WORK TO BE COMPLETED: Which lines of the records contain "Peter"? Collect every one of them.

EXERCISE MATERIAL:
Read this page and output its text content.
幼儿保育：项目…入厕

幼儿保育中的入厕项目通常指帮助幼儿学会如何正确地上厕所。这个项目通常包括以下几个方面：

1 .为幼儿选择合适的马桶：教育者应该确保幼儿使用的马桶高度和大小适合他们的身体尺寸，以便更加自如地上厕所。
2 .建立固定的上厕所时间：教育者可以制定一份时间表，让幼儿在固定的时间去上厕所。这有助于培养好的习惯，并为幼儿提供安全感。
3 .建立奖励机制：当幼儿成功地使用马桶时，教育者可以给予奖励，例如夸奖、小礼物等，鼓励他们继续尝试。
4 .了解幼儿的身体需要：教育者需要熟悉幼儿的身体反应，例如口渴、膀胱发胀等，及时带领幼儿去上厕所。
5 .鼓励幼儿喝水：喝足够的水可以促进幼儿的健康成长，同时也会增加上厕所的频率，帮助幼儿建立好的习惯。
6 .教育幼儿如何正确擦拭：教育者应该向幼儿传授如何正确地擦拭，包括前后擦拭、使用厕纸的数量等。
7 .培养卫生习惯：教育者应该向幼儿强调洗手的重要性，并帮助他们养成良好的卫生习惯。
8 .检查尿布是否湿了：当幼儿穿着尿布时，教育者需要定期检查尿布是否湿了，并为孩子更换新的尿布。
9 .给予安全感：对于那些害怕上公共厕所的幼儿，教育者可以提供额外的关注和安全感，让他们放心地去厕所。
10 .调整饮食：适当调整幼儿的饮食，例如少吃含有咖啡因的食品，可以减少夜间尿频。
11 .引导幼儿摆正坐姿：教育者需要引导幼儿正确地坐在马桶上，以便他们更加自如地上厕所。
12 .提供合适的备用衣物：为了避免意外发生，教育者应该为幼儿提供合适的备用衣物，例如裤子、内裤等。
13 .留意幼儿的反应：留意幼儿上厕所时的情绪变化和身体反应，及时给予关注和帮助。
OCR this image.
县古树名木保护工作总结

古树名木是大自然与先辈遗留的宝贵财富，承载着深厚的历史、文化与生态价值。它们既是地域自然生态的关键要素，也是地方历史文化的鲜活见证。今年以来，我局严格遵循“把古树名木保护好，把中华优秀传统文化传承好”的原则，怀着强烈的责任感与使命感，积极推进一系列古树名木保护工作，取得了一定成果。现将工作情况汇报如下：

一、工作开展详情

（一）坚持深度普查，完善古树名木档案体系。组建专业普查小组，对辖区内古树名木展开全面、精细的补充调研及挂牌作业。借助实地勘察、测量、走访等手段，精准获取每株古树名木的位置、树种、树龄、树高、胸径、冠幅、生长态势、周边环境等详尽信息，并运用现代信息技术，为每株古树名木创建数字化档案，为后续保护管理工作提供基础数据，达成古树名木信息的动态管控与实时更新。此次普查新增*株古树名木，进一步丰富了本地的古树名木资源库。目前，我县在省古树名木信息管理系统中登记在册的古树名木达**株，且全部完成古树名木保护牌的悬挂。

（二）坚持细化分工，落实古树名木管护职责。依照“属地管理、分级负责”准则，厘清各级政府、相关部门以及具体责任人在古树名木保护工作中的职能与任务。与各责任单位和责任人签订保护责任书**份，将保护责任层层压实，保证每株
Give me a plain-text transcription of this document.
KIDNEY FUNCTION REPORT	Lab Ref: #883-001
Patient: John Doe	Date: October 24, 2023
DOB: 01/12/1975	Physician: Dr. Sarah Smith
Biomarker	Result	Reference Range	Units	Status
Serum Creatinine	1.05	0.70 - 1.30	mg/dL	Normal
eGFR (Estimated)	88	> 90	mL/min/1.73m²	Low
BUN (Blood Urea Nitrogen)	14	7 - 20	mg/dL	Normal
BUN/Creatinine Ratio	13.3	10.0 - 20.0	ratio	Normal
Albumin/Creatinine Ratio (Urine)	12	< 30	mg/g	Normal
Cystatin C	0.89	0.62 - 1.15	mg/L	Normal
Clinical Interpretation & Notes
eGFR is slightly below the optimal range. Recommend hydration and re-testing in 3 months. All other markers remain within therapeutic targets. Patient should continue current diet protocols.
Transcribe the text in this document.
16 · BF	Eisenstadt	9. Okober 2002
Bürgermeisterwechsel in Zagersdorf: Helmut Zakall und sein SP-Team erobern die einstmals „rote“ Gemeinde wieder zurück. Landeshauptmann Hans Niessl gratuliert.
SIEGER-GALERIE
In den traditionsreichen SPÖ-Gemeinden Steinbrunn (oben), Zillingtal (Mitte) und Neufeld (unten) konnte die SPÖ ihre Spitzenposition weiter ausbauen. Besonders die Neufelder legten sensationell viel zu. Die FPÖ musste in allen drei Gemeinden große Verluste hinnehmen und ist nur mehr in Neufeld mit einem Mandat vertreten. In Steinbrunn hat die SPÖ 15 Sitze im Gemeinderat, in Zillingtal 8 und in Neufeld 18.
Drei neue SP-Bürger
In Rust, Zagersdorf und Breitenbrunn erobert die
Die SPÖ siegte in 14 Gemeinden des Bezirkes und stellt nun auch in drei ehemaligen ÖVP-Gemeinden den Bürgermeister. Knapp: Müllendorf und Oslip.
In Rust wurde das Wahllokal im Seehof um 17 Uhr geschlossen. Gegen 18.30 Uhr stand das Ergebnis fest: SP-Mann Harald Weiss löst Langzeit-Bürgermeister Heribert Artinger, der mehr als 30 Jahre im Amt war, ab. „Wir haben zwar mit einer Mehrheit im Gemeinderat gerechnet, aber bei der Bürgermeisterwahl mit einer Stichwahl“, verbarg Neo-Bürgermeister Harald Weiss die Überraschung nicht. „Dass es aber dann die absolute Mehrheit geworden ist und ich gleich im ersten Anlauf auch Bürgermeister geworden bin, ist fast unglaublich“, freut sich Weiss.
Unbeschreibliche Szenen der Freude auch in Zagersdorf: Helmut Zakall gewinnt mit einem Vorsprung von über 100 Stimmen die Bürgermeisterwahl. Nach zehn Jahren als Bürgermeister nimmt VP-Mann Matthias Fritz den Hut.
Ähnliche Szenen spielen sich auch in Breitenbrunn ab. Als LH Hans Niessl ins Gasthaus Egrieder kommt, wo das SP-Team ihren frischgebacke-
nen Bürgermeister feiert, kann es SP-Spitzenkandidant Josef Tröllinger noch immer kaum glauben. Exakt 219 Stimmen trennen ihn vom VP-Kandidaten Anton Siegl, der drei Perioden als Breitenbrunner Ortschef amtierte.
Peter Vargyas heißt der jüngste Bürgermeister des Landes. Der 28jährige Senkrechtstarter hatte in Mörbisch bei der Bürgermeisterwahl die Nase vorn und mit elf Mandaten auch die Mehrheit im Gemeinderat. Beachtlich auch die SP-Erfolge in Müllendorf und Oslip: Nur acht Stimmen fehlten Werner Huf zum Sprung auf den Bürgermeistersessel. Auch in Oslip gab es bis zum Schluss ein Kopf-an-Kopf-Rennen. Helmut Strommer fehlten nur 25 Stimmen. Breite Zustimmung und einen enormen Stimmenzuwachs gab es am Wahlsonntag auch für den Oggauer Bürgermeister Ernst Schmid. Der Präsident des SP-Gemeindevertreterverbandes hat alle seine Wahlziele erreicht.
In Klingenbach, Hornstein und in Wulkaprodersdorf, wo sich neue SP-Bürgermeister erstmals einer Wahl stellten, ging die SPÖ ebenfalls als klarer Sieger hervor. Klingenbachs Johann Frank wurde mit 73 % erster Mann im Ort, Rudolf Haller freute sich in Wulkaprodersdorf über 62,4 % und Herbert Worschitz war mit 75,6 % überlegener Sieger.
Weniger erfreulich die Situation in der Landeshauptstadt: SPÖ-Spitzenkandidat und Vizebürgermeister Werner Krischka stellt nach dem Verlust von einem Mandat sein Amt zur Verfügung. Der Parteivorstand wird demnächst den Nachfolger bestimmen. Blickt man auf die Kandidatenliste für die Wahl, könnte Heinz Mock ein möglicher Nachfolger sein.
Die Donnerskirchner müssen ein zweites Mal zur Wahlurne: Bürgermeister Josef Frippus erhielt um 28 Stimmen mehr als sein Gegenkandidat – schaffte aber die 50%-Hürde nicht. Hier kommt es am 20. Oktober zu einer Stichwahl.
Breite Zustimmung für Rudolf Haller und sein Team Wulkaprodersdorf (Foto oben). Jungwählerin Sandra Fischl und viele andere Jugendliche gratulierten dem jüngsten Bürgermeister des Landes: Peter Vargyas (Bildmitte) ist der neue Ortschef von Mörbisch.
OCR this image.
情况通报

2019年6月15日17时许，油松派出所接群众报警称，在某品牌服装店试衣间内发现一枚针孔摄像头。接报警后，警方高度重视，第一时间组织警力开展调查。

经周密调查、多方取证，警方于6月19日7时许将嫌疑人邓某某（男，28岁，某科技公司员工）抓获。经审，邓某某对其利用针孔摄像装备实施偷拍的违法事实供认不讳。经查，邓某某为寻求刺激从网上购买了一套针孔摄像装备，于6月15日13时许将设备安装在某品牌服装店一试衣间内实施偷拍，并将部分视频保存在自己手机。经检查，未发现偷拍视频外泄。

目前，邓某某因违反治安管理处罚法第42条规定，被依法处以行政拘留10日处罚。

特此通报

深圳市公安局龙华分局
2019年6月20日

RESULT OF THE EXERCISE:
Peter Vargyas heißt der jüngste Bürgermeister des Landes. Der 28jährige Senkrechtstarter hatte in Mörbisch bei der Bürgermeisterwahl die Nase vorn und mit elf Mandaten auch die Mehrheit im Gemeinderat. Beachtlich auch die SP-Erfolge in Müllendorf und Oslip: Nur acht Stimmen fehlten Werner Huf zum Sprung auf den Bürgermeistersessel. Auch in Oslip gab es bis zum Schluss ein Kopf-an-Kopf-Rennen. Helmut Strommer fehlten nur 25 Stimmen. Breite Zustimmung und einen enormen Stimmenzuwachs gab es am Wahlsonntag auch für den Oggauer Bürgermeister Ernst Schmid. Der Präsident des SP-Gemeindevertreterverbandes hat alle seine Wahlziele erreicht.
Breite Zustimmung für Rudolf Haller und sein Team Wulkaprodersdorf (Foto oben). Jungwählerin Sandra Fischl und viele andere Jugendliche gratulierten dem jüngsten Bürgermeister des Landes: Peter Vargyas (Bildmitte) ist der neue Ortschef von Mörbisch.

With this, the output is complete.